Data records
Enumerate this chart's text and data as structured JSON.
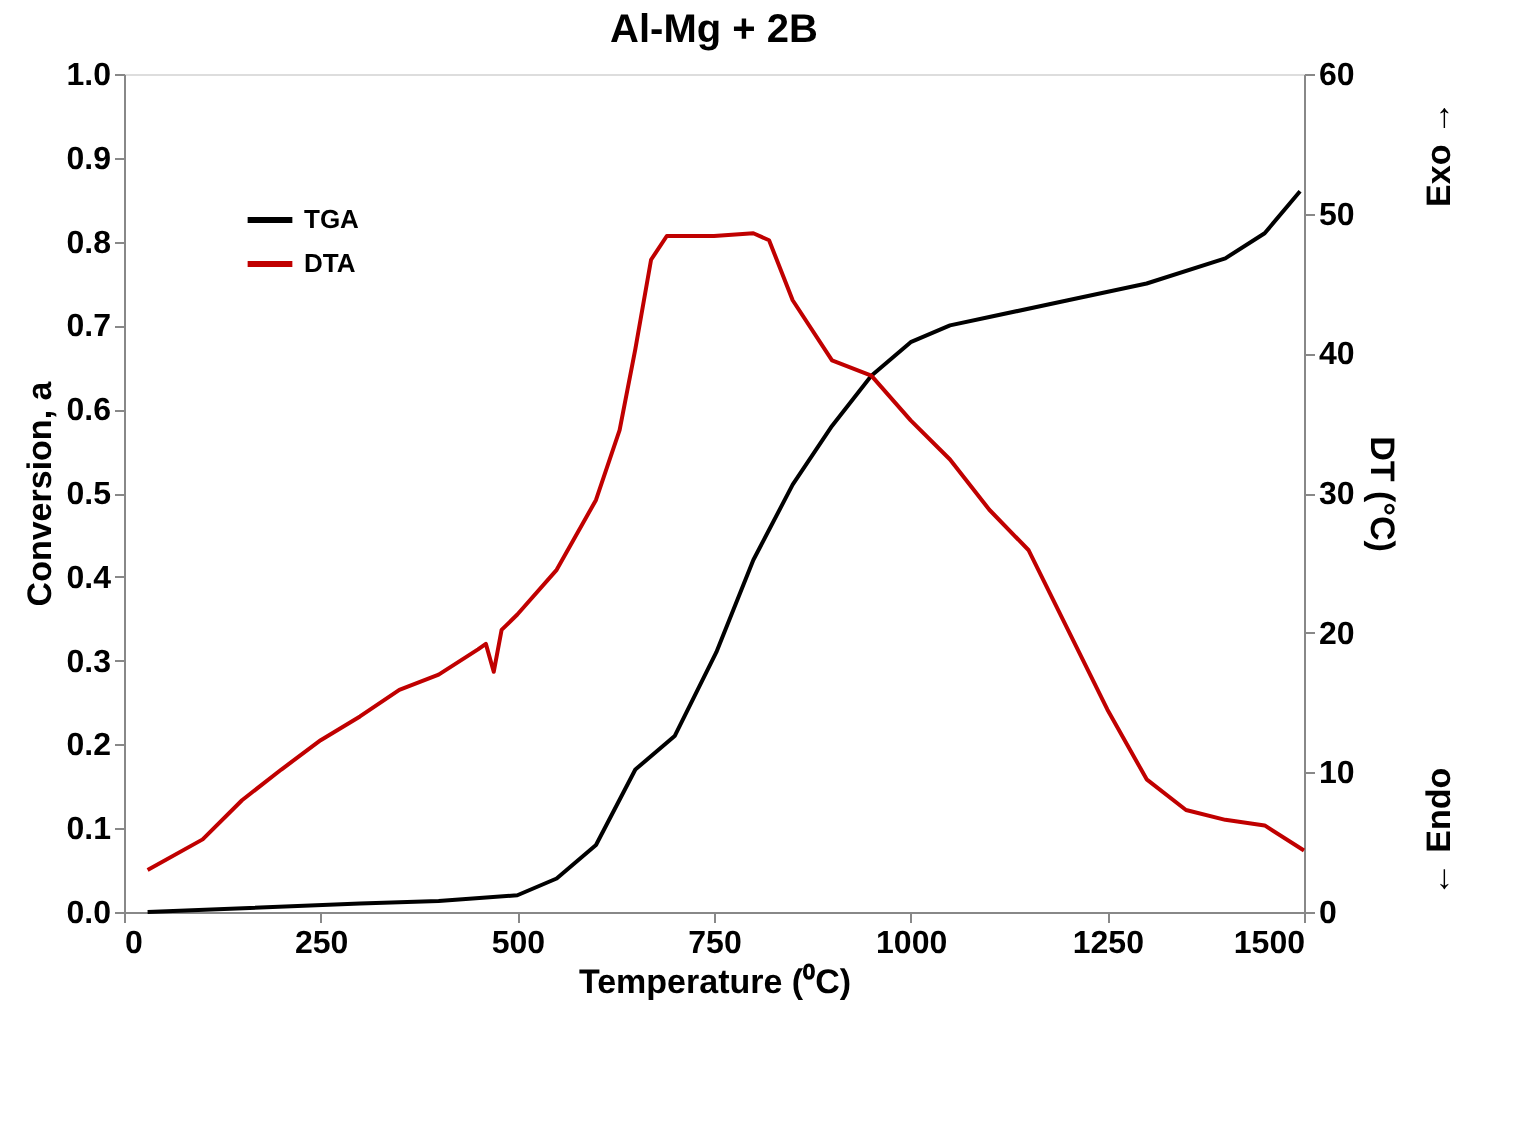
{
  "chart_data": {
    "type": "line",
    "title": "Al-Mg + 2B",
    "xlabel": "Temperature (⁰C)",
    "ylabel": "Conversion, a",
    "y2label": "DT (°C)",
    "annotations": [
      "Exo →",
      "← Endo"
    ],
    "series": [
      {
        "name": "TGA",
        "color": "#000000",
        "x": [
          30,
          300,
          400,
          500,
          550,
          600,
          650,
          700,
          753,
          800,
          850,
          900,
          950,
          1000,
          1050,
          1100,
          1200,
          1300,
          1400,
          1450,
          1495
        ],
        "values": [
          0.0,
          0.01,
          0.013,
          0.02,
          0.04,
          0.08,
          0.17,
          0.21,
          0.31,
          0.42,
          0.51,
          0.58,
          0.64,
          0.68,
          0.7,
          0.71,
          0.73,
          0.75,
          0.78,
          0.81,
          0.86
        ]
      },
      {
        "name": "DTA",
        "color": "#c00000",
        "axis": "y2",
        "x": [
          30,
          100,
          150,
          200,
          250,
          300,
          350,
          400,
          450,
          460,
          470,
          480,
          500,
          550,
          600,
          630,
          650,
          670,
          690,
          750,
          800,
          820,
          850,
          900,
          950,
          1000,
          1050,
          1100,
          1150,
          1200,
          1250,
          1300,
          1350,
          1400,
          1450,
          1500
        ],
        "values": [
          3.0,
          5.2,
          8,
          10.2,
          12.3,
          14,
          15.9,
          17,
          18.8,
          19.2,
          17.2,
          20.2,
          21.3,
          24.5,
          29.5,
          34.5,
          40.3,
          46.7,
          48.4,
          48.4,
          48.6,
          48.1,
          43.8,
          39.5,
          38.4,
          35.2,
          32.4,
          28.8,
          25.9,
          20.2,
          14.5,
          9.5,
          7.3,
          6.6,
          6.2,
          4.4
        ]
      }
    ],
    "xlim": [
      0,
      1500
    ],
    "xticks": [
      0,
      250,
      500,
      750,
      1000,
      1250,
      1500
    ],
    "ylim": [
      0,
      1
    ],
    "yticks": [
      {
        "value": 0,
        "label": "0.0"
      },
      {
        "value": 0.1,
        "label": "0.1"
      },
      {
        "value": 0.2,
        "label": "0.2"
      },
      {
        "value": 0.3,
        "label": "0.3"
      },
      {
        "value": 0.4,
        "label": "0.4"
      },
      {
        "value": 0.5,
        "label": "0.5"
      },
      {
        "value": 0.6,
        "label": "0.6"
      },
      {
        "value": 0.7,
        "label": "0.7"
      },
      {
        "value": 0.8,
        "label": "0.8"
      },
      {
        "value": 0.9,
        "label": "0.9"
      },
      {
        "value": 1,
        "label": "1.0"
      }
    ],
    "y2lim": [
      0,
      60
    ],
    "y2ticks": [
      0,
      10,
      20,
      30,
      40,
      50,
      60
    ],
    "grid": false,
    "legend": "top left",
    "marker": "none",
    "line_style": "solid"
  }
}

◆ What the exercise asks ◆
Go through the entries above and print each one exactly, minus the pictures.

◆ Task response ◆
Enumerate this chart's text and data as structured JSON.
{
  "chart_data": {
    "type": "line",
    "title": "Al-Mg + 2B",
    "xlabel": "Temperature (⁰C)",
    "ylabel": "Conversion, a",
    "y2label": "DT (°C)",
    "annotations": [
      "Exo →",
      "← Endo"
    ],
    "series": [
      {
        "name": "TGA",
        "color": "#000000",
        "x": [
          30,
          300,
          400,
          500,
          550,
          600,
          650,
          700,
          753,
          800,
          850,
          900,
          950,
          1000,
          1050,
          1100,
          1200,
          1300,
          1400,
          1450,
          1495
        ],
        "values": [
          0.0,
          0.01,
          0.013,
          0.02,
          0.04,
          0.08,
          0.17,
          0.21,
          0.31,
          0.42,
          0.51,
          0.58,
          0.64,
          0.68,
          0.7,
          0.71,
          0.73,
          0.75,
          0.78,
          0.81,
          0.86
        ]
      },
      {
        "name": "DTA",
        "color": "#c00000",
        "axis": "y2",
        "x": [
          30,
          100,
          150,
          200,
          250,
          300,
          350,
          400,
          450,
          460,
          470,
          480,
          500,
          550,
          600,
          630,
          650,
          670,
          690,
          750,
          800,
          820,
          850,
          900,
          950,
          1000,
          1050,
          1100,
          1150,
          1200,
          1250,
          1300,
          1350,
          1400,
          1450,
          1500
        ],
        "values": [
          3.0,
          5.2,
          8,
          10.2,
          12.3,
          14,
          15.9,
          17,
          18.8,
          19.2,
          17.2,
          20.2,
          21.3,
          24.5,
          29.5,
          34.5,
          40.3,
          46.7,
          48.4,
          48.4,
          48.6,
          48.1,
          43.8,
          39.5,
          38.4,
          35.2,
          32.4,
          28.8,
          25.9,
          20.2,
          14.5,
          9.5,
          7.3,
          6.6,
          6.2,
          4.4
        ]
      }
    ],
    "xlim": [
      0,
      1500
    ],
    "xticks": [
      0,
      250,
      500,
      750,
      1000,
      1250,
      1500
    ],
    "ylim": [
      0,
      1
    ],
    "yticks": [
      {
        "value": 0,
        "label": "0.0"
      },
      {
        "value": 0.1,
        "label": "0.1"
      },
      {
        "value": 0.2,
        "label": "0.2"
      },
      {
        "value": 0.3,
        "label": "0.3"
      },
      {
        "value": 0.4,
        "label": "0.4"
      },
      {
        "value": 0.5,
        "label": "0.5"
      },
      {
        "value": 0.6,
        "label": "0.6"
      },
      {
        "value": 0.7,
        "label": "0.7"
      },
      {
        "value": 0.8,
        "label": "0.8"
      },
      {
        "value": 0.9,
        "label": "0.9"
      },
      {
        "value": 1,
        "label": "1.0"
      }
    ],
    "y2lim": [
      0,
      60
    ],
    "y2ticks": [
      0,
      10,
      20,
      30,
      40,
      50,
      60
    ],
    "grid": false,
    "legend": "top left",
    "marker": "none",
    "line_style": "solid"
  }
}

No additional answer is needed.